正是由於“輸液依賴”和一些醫生在其職權之中過多使用輸液治療,導致目前中國已經成為名副其實的世界輸液大國。
有公開數據顯示,2011年我國大輸液市場容量在100億瓶(袋)以上,相當於13億人口每人輸了8瓶液,遠高於國際上人均2.5~3.3瓶的水平。
點滴背後的利益鏈
然而,“輸液依賴”和過度輸液的形成,最根本原因還是醫院、醫生和醫藥代表之間的利益驅動,一條由醫院、醫生、醫藥代表等構成的利益鏈也漸漸浮現。
2004年,國家醫療衛生工作會議明確指出,今後我國醫院改革的重點將是市場化,允許多種產權和經營形式並存。外界也將2004年定義為“中國醫院市場化年”。

■ ■ ■ ■ ■ ■ ■

» 任務要求
1: 請依據輸液節選回答下列問題:
(a) 2011年我國大輸液市場容量為多少?
(b) 國際上人均輸液量的水平為多少瓶?
(c) 外界將2004年定義為什麼?
2: 輸液節選點名了構成利益鏈的哪幾方?請全部列出。

已存資料條目:
■ ■ ■ ■ ■ ■ ■

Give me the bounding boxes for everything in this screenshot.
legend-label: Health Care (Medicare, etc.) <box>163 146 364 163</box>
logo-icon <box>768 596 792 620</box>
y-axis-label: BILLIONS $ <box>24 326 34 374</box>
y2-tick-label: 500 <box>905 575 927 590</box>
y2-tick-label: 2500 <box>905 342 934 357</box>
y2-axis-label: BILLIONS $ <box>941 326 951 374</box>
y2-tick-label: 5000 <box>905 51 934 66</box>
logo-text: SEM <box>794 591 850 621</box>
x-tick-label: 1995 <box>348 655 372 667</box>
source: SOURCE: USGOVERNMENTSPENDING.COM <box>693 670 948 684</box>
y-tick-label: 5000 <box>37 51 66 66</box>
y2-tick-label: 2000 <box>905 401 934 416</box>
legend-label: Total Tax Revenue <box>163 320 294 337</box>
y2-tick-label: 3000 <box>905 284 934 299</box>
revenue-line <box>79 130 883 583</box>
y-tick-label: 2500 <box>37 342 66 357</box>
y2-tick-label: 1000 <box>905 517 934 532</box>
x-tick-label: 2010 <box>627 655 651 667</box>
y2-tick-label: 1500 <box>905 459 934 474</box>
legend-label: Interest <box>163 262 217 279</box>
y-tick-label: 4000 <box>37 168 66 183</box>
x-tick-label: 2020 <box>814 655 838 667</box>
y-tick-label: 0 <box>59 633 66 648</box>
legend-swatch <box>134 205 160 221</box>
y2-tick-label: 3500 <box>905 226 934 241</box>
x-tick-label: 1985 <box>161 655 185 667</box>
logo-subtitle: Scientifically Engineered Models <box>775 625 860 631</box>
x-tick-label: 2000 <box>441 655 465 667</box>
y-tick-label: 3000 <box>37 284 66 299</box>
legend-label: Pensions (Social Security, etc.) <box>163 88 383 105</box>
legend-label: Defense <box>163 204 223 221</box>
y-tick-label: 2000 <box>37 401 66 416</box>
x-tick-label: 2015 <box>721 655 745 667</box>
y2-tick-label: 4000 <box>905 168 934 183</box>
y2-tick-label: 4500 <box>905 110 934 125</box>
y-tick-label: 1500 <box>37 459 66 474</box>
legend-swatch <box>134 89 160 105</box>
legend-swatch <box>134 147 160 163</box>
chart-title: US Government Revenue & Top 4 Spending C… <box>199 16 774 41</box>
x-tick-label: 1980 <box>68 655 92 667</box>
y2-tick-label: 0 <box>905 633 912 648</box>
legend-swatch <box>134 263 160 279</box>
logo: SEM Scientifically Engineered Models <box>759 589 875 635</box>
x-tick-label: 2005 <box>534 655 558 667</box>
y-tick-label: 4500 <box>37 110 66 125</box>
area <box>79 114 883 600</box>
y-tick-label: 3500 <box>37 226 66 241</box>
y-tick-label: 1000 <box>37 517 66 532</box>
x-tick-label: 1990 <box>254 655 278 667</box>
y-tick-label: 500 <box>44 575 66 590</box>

■ ■ ■ ■ ■ ■ ■

» 各題答案
1:
(a) 100億瓶(袋)以上
(b) 2.5~3.3瓶
(c) “中國醫院市場化年”

2: 醫院、醫生、醫藥代表